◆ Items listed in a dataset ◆
%%

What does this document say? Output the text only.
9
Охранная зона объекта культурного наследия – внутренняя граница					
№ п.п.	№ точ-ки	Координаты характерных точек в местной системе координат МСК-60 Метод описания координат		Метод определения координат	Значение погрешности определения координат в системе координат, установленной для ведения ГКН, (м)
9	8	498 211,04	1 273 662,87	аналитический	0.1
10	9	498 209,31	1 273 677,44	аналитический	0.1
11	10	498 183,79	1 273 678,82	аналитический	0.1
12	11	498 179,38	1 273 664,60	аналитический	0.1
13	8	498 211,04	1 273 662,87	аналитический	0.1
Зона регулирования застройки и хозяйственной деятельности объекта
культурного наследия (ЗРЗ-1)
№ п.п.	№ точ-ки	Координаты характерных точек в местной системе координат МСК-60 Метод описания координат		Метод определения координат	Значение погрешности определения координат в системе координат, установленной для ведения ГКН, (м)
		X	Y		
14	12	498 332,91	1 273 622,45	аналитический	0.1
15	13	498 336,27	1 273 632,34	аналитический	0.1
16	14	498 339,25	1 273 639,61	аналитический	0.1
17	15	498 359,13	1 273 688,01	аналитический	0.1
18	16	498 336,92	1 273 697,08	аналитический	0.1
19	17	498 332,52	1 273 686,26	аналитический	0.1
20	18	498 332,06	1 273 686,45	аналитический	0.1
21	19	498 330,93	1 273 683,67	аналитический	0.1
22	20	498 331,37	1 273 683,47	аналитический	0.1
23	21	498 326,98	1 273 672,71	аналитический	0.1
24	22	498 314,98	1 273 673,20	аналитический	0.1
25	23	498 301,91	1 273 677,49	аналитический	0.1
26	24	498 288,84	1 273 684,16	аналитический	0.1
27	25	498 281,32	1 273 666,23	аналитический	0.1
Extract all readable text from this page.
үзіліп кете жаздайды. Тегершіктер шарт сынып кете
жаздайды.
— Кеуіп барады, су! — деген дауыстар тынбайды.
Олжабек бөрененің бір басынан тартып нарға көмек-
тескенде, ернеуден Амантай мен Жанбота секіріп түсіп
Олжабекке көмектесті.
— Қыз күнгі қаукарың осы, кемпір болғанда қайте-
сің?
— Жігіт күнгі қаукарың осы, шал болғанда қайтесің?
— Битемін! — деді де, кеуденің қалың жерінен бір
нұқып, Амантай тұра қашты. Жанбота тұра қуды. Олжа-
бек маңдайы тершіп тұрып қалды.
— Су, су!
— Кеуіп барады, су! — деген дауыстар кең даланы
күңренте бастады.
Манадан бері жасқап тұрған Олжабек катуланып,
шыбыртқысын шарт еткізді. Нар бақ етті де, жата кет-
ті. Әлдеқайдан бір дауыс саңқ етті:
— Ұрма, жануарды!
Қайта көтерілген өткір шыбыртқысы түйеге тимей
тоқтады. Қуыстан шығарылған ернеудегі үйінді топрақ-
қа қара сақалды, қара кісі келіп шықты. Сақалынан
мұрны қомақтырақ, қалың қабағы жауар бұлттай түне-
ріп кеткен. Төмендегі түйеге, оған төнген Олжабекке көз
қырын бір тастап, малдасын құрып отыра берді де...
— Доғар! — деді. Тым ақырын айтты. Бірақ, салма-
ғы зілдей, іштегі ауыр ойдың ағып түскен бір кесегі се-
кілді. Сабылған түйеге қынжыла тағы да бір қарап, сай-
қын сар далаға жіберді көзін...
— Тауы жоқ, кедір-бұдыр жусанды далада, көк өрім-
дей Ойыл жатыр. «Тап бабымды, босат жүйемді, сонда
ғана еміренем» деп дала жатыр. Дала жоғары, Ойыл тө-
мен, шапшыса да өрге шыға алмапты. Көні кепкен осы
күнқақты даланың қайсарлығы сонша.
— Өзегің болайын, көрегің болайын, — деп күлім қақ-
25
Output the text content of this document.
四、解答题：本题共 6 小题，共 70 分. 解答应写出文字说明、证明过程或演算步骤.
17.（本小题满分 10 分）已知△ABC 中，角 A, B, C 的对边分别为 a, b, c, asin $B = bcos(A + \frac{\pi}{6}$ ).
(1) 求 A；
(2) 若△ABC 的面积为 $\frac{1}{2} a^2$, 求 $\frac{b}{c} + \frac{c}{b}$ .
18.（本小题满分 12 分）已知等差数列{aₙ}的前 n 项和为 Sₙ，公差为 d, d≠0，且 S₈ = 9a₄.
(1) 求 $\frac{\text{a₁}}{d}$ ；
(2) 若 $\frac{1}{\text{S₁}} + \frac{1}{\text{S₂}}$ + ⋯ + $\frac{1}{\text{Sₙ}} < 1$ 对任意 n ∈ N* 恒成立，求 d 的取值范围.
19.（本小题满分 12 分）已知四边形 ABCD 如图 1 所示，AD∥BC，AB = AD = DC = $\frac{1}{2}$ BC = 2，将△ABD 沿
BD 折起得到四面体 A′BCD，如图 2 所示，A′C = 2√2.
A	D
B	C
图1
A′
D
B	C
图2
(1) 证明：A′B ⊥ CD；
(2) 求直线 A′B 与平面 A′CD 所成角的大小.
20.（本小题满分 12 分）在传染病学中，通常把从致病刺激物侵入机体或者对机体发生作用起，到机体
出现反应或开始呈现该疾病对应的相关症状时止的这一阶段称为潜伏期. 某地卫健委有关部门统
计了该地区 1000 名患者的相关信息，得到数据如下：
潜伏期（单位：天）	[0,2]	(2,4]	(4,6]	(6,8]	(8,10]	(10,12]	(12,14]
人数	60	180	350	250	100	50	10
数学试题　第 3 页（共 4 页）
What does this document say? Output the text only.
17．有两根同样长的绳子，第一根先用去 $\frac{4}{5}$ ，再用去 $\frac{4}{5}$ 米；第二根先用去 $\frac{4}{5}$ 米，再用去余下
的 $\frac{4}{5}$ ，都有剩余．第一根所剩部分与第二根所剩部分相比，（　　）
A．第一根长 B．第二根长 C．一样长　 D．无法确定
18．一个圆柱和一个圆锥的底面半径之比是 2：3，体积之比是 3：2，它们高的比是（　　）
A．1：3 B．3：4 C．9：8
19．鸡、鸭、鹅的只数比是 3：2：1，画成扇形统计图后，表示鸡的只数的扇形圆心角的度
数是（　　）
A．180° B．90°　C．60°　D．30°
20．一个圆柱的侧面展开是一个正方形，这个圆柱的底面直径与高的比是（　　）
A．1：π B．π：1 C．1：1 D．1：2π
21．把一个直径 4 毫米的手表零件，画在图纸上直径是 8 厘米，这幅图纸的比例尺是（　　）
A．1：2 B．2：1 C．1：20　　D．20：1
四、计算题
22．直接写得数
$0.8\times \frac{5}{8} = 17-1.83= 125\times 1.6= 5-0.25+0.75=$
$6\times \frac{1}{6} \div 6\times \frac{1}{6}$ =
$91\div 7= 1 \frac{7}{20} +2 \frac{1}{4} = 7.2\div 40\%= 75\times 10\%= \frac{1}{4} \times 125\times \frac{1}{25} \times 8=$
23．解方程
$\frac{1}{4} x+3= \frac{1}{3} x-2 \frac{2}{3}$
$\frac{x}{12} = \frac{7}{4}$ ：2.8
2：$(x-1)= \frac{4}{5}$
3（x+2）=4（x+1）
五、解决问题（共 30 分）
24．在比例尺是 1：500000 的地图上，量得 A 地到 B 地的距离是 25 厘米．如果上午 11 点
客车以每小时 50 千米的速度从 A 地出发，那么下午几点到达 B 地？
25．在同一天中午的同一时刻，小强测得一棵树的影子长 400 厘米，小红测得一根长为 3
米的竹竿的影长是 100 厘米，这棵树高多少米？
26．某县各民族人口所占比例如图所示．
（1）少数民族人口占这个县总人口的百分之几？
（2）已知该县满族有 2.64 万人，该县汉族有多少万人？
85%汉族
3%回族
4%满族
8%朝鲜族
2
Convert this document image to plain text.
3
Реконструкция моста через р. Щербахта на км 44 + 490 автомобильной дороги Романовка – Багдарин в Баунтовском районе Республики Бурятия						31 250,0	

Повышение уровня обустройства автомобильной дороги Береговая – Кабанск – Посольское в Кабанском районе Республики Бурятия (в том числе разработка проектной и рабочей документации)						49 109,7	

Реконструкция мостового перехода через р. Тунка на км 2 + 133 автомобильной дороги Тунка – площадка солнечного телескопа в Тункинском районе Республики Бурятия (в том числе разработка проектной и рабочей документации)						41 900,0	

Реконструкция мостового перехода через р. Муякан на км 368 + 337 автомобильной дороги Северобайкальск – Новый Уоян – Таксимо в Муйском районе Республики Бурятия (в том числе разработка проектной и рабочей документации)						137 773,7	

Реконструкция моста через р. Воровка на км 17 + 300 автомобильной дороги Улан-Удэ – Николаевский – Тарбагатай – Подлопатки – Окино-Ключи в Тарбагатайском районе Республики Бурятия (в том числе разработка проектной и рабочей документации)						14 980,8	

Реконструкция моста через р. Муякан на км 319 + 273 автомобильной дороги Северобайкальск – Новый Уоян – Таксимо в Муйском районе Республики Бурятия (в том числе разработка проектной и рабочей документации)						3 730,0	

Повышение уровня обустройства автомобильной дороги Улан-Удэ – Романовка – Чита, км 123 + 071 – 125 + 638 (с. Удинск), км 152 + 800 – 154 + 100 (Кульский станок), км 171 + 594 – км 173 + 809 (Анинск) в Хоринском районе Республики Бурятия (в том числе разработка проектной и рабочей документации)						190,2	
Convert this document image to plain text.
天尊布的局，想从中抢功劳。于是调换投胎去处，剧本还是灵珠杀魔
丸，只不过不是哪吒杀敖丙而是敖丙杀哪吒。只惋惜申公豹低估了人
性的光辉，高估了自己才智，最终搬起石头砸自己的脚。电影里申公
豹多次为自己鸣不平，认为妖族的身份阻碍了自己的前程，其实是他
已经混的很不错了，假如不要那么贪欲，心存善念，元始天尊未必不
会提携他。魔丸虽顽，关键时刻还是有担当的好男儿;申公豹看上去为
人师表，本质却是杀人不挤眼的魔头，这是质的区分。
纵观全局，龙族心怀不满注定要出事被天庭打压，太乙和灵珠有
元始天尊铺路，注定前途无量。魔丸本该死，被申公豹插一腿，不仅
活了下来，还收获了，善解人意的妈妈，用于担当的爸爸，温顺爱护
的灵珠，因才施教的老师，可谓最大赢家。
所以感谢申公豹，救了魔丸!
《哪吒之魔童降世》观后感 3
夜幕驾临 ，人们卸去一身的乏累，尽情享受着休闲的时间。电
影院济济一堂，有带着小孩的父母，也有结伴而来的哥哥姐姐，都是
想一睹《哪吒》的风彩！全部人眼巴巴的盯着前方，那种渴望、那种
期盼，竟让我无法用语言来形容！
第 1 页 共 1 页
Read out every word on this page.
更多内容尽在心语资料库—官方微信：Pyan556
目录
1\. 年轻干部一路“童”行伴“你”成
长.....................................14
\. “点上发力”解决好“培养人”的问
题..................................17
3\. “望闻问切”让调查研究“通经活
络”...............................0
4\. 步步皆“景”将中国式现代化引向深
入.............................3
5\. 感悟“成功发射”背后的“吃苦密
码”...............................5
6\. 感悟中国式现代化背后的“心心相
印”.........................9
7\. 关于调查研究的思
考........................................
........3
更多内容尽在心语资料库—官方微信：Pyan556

%%

◆ Exercise objective ◆
Among the entries above, how many lines include the word "обустройства"? Give the number with no comment.

◆ Result below ◆
2